→ **EXERCISE REQUIREMENTS**: Provide nothing beyond the count of lines that include the string "daytime".

→ **SUPPLIED INFORMATION**:
- - - - - - -

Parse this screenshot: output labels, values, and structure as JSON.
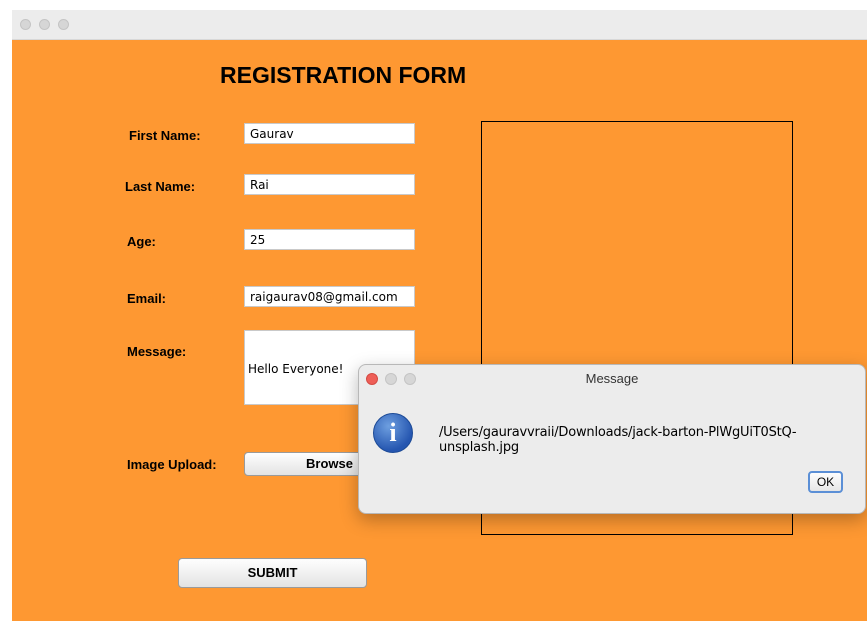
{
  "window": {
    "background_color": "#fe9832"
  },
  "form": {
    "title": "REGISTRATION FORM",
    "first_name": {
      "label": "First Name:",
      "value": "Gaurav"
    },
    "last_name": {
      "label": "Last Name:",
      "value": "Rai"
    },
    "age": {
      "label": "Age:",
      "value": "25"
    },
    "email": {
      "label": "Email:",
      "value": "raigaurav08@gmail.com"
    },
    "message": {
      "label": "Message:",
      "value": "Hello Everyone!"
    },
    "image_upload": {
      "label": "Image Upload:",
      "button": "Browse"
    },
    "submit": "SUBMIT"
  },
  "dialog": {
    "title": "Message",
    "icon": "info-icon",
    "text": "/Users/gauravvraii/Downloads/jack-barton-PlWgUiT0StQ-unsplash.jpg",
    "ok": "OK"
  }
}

- - - - - - -

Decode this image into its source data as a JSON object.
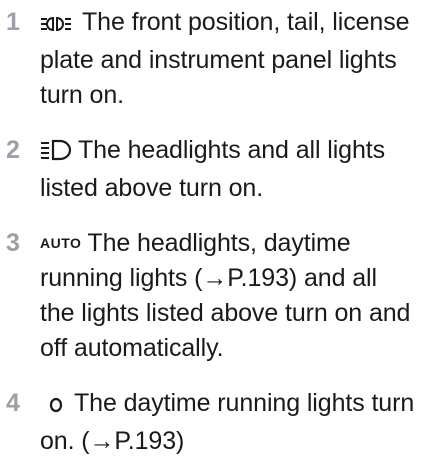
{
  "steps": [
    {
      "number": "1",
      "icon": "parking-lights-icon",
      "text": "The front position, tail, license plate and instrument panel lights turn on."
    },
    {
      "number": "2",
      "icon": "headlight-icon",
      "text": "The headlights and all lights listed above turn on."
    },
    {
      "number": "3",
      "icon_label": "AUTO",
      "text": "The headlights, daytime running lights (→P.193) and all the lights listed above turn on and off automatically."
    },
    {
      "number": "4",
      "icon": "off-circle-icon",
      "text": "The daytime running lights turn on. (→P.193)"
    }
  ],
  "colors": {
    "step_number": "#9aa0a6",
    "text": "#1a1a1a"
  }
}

- - - - - - -

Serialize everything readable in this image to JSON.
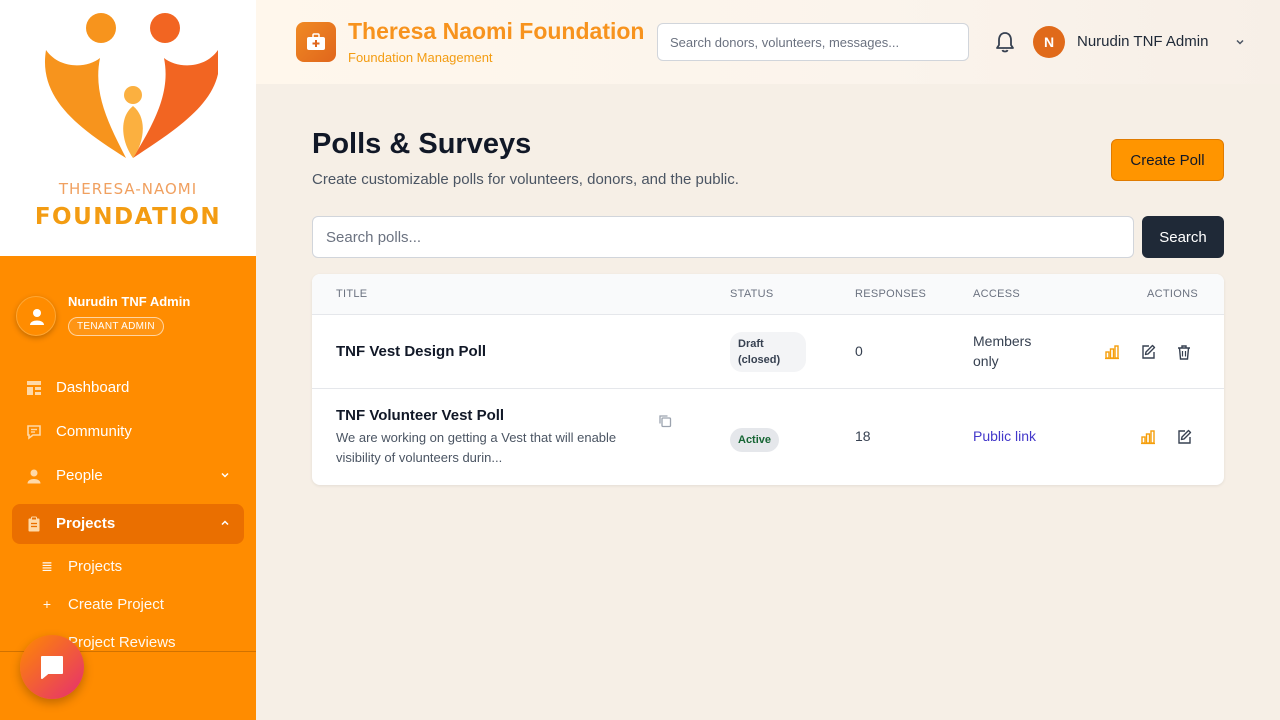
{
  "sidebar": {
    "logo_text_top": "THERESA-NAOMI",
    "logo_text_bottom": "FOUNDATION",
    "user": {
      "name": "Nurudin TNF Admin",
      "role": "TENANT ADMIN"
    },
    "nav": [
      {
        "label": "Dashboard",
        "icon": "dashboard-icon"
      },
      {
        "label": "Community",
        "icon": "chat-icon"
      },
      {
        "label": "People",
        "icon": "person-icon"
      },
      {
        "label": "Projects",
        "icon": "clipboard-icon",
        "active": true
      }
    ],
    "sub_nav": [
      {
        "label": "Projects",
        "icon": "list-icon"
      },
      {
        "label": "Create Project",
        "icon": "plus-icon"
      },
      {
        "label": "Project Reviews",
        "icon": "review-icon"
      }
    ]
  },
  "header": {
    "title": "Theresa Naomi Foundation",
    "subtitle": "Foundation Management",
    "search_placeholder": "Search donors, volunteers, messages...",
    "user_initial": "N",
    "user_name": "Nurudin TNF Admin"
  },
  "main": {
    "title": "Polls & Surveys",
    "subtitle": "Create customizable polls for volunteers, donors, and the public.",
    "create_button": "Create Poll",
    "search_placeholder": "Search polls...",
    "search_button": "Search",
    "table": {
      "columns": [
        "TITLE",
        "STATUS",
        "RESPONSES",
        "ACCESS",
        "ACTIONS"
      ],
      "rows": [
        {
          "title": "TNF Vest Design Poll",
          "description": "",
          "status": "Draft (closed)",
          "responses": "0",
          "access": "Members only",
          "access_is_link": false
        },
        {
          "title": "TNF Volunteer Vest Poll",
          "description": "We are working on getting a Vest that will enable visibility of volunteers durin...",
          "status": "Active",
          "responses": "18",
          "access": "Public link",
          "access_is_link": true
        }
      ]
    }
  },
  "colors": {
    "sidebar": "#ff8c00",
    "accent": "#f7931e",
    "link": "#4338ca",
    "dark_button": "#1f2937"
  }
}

- - - - - - -

→ **FINISHED TASK**: 2